## [Raw data]
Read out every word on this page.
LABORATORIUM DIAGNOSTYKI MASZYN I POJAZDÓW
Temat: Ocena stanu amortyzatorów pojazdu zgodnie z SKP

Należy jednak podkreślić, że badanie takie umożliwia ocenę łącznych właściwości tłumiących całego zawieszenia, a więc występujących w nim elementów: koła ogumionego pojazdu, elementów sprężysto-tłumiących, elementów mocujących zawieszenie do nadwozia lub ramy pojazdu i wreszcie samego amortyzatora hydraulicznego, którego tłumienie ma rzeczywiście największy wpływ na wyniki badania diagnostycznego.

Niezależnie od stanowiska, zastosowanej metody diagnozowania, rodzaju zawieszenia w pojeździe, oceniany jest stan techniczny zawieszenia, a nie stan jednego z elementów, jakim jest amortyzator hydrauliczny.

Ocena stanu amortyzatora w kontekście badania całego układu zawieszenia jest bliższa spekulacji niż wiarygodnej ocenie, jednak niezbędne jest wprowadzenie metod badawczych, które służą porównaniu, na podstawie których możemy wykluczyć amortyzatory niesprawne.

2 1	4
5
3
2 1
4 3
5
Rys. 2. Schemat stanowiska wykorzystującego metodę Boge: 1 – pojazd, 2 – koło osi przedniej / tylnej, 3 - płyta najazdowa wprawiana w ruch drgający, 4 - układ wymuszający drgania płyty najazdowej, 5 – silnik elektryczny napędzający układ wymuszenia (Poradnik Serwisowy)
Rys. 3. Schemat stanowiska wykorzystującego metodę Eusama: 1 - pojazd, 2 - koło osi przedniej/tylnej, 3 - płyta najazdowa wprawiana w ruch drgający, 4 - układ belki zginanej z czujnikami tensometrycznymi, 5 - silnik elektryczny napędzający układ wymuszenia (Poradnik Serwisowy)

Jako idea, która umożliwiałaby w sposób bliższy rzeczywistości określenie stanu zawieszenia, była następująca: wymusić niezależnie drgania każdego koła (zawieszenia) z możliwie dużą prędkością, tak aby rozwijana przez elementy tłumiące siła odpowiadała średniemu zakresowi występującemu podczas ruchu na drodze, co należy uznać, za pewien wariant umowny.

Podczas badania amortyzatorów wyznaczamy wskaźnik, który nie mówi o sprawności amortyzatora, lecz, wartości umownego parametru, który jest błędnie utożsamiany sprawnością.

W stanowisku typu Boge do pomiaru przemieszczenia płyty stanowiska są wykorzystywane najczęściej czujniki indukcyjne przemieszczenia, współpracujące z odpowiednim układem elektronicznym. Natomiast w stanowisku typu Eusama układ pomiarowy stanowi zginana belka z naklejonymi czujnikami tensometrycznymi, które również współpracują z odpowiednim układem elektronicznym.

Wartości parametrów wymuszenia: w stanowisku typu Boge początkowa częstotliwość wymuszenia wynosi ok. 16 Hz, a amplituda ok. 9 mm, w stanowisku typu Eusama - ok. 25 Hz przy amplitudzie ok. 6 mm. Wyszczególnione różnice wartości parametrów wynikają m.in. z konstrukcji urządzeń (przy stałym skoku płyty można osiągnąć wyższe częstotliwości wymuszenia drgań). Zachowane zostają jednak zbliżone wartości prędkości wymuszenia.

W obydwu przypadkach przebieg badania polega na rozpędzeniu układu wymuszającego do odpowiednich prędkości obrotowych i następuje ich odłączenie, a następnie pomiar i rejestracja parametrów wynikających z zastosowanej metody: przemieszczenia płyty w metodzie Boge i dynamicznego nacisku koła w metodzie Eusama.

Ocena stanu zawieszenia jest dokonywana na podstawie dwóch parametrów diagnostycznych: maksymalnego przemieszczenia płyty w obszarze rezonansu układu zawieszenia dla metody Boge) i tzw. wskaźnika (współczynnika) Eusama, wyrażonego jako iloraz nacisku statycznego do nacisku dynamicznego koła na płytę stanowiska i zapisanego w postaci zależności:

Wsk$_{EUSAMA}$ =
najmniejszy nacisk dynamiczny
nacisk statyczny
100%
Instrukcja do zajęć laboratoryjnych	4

## [Problem description]
Find the lines containing "amortyzatorów" and pull them out.

## [Solved problem]
Temat: Ocena stanu amortyzatorów pojazdu zgodnie z SKP
Podczas badania amortyzatorów wyznaczamy wskaźnik, który nie mówi o sprawności amortyzatora, lecz, wartości umownego parametru, który jest błędnie utożsamiany sprawnością.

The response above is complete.